_ITEMS_

>> start

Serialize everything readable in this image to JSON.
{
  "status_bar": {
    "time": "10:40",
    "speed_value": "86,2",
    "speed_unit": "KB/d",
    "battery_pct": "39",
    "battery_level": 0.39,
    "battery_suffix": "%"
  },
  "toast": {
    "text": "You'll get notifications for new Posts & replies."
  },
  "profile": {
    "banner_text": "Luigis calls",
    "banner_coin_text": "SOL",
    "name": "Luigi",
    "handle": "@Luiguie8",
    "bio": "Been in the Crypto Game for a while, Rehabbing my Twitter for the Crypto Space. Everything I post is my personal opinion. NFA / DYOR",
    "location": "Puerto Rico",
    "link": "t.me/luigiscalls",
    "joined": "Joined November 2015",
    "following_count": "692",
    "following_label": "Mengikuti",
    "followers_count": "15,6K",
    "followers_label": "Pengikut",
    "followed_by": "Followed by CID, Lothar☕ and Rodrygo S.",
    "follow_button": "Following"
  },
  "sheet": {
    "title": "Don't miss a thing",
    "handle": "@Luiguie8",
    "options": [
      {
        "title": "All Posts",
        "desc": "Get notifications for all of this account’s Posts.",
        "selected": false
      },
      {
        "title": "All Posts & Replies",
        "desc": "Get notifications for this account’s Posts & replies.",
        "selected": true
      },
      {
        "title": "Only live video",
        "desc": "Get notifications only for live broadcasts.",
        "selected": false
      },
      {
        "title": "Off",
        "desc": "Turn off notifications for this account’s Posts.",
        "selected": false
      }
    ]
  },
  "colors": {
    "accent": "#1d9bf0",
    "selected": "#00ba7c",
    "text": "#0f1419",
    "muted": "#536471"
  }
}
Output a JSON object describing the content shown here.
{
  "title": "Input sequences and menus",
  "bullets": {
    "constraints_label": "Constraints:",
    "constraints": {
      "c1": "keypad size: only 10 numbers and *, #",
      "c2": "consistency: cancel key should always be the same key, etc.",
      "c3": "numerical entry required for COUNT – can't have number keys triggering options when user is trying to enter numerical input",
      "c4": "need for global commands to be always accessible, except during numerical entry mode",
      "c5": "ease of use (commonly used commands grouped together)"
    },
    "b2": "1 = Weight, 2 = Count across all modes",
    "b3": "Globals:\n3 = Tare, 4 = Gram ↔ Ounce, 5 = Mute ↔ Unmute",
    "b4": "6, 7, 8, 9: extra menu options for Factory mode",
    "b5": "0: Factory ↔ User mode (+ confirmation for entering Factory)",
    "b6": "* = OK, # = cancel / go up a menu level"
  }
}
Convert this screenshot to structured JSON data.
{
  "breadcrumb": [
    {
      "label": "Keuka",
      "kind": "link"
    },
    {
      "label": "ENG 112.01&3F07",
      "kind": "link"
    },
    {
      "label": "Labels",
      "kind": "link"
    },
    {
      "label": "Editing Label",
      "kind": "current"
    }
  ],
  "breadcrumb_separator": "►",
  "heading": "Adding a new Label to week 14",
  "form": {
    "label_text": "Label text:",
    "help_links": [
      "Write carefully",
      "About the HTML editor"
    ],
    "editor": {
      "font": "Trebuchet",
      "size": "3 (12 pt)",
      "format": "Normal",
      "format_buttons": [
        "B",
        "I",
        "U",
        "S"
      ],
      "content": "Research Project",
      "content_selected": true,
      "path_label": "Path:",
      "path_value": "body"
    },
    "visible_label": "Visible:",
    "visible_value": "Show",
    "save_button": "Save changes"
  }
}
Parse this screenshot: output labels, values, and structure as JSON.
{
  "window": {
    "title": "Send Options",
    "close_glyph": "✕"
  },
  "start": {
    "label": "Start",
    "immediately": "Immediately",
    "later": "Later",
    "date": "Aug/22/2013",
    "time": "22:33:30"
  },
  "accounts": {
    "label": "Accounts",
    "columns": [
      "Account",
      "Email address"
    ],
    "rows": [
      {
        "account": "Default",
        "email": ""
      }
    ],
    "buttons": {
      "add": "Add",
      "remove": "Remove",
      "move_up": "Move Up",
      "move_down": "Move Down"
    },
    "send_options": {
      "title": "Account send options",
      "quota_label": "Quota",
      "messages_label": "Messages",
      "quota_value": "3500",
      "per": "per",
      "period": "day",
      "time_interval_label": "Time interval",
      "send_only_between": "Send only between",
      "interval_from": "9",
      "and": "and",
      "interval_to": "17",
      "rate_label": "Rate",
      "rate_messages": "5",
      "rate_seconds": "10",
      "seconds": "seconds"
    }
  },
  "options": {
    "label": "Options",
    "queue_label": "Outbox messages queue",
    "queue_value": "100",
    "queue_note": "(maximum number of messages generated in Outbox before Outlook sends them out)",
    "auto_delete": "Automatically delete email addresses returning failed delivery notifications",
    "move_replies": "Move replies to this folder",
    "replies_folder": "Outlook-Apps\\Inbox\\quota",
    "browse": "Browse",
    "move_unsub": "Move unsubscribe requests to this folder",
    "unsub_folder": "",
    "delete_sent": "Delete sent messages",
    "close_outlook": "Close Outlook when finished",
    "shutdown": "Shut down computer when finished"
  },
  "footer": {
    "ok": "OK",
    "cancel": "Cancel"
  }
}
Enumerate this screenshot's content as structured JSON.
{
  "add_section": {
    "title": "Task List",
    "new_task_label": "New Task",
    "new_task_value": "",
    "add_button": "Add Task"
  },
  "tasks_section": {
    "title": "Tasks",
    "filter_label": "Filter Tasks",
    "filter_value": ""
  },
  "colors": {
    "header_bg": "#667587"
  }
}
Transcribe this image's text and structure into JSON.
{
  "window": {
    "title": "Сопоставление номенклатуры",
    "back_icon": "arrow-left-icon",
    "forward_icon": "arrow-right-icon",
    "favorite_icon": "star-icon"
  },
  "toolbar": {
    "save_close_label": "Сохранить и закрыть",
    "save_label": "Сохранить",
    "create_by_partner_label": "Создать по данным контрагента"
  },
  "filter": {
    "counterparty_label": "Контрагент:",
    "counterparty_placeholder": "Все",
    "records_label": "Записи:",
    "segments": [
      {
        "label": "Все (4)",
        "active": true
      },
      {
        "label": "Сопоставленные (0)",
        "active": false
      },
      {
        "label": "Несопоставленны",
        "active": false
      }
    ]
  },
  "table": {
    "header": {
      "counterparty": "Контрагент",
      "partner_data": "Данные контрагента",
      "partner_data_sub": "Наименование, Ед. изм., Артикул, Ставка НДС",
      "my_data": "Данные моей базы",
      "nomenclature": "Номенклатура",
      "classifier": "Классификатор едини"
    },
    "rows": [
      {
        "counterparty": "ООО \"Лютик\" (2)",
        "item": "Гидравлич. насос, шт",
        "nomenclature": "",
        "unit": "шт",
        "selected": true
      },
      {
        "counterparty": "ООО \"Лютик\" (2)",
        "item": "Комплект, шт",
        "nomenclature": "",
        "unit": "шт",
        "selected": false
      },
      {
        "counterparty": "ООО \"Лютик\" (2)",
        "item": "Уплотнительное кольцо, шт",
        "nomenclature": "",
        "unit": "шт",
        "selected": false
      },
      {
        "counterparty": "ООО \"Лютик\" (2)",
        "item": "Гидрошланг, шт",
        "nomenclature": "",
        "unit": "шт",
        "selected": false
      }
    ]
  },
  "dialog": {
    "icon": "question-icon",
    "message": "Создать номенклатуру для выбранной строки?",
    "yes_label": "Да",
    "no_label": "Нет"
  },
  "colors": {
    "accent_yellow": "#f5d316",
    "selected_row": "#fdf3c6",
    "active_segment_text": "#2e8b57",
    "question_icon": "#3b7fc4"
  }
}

>> end

_GIVEN TASK_
Find the lines containing "arrow" and pull them out.

_WRITTEN SOLUTION_
    "back_icon": "arrow-left-icon",
    "forward_icon": "arrow-right-icon",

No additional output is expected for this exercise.